What this task involves: Examine the records and identify each line that includes the string "постановления". Copy those lines.

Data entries
-- start --
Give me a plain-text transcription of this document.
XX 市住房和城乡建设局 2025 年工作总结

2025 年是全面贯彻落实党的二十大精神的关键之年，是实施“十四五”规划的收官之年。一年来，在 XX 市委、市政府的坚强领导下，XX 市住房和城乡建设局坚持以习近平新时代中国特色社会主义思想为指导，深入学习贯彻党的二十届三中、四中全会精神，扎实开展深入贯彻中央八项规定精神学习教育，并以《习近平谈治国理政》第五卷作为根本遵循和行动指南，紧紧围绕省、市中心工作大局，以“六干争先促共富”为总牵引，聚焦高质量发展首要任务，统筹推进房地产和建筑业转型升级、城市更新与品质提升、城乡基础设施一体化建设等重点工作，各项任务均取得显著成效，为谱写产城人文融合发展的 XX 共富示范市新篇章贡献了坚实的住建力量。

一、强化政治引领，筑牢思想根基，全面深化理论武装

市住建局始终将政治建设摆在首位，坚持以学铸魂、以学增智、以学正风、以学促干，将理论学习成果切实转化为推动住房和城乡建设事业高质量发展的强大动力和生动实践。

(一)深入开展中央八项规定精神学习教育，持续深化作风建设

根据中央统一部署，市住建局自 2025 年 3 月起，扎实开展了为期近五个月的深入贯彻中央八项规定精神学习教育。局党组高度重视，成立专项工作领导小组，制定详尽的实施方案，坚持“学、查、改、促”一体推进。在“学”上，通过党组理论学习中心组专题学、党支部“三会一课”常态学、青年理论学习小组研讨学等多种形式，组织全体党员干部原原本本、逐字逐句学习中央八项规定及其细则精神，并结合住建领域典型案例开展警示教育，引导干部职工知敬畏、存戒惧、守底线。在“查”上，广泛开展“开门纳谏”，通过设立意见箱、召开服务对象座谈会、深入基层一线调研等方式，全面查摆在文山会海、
-- end --
-- start --
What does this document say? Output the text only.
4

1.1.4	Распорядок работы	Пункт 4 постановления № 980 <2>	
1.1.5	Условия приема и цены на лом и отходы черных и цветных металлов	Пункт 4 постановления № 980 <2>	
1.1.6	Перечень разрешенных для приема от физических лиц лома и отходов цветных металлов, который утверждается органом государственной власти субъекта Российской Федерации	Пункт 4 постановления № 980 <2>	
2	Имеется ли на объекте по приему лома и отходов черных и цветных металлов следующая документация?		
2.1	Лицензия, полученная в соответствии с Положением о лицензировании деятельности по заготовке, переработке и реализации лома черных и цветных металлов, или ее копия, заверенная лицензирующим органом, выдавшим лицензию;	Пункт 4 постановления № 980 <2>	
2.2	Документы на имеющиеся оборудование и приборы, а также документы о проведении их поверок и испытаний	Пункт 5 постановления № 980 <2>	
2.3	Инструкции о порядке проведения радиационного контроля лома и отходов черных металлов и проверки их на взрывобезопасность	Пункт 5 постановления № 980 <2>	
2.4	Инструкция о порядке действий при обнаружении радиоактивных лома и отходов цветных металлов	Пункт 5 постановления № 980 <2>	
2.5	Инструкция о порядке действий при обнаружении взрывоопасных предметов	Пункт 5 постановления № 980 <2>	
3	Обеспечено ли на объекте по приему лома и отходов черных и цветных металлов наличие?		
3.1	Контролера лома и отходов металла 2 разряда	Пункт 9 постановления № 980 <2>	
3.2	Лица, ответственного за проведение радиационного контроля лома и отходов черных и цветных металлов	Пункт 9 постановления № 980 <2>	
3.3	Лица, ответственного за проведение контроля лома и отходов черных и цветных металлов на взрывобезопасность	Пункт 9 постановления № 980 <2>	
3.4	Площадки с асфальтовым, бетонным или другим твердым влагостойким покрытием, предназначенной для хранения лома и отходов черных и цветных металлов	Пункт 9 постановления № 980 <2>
-- end --
-- start --
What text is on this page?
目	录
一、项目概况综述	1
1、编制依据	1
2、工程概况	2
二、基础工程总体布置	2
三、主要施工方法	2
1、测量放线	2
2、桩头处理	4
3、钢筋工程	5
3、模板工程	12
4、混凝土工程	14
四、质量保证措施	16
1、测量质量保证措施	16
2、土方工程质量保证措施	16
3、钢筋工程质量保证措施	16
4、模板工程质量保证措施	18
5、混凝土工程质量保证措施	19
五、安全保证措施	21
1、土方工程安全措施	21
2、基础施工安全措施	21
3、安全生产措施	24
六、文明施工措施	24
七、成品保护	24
-- end --
Correct response:
1.1.4	Распорядок работы	Пункт 4 постановления № 980 <2>	
1.1.5	Условия приема и цены на лом и отходы черных и цветных металлов	Пункт 4 постановления № 980 <2>	
1.1.6	Перечень разрешенных для приема от физических лиц лома и отходов цветных металлов, который утверждается органом государственной власти субъекта Российской Федерации	Пункт 4 постановления № 980 <2>	
2.1	Лицензия, полученная в соответствии с Положением о лицензировании деятельности по заготовке, переработке и реализации лома черных и цветных металлов, или ее копия, заверенная лицензирующим органом, выдавшим лицензию;	Пункт 4 постановления № 980 <2>	
2.2	Документы на имеющиеся оборудование и приборы, а также документы о проведении их поверок и испытаний	Пункт 5 постановления № 980 <2>	
2.3	Инструкции о порядке проведения радиационного контроля лома и отходов черных металлов и проверки их на взрывобезопасность	Пункт 5 постановления № 980 <2>	
2.4	Инструкция о порядке действий при обнаружении радиоактивных лома и отходов цветных металлов	Пункт 5 постановления № 980 <2>	
2.5	Инструкция о порядке действий при обнаружении взрывоопасных предметов	Пункт 5 постановления № 980 <2>	
3.1	Контролера лома и отходов металла 2 разряда	Пункт 9 постановления № 980 <2>	
3.2	Лица, ответственного за проведение радиационного контроля лома и отходов черных и цветных металлов	Пункт 9 постановления № 980 <2>	
3.3	Лица, ответственного за проведение контроля лома и отходов черных и цветных металлов на взрывобезопасность	Пункт 9 постановления № 980 <2>	
3.4	Площадки с асфальтовым, бетонным или другим твердым влагостойким покрытием, предназначенной для хранения лома и отходов черных и цветных металлов	Пункт 9 постановления № 980 <2>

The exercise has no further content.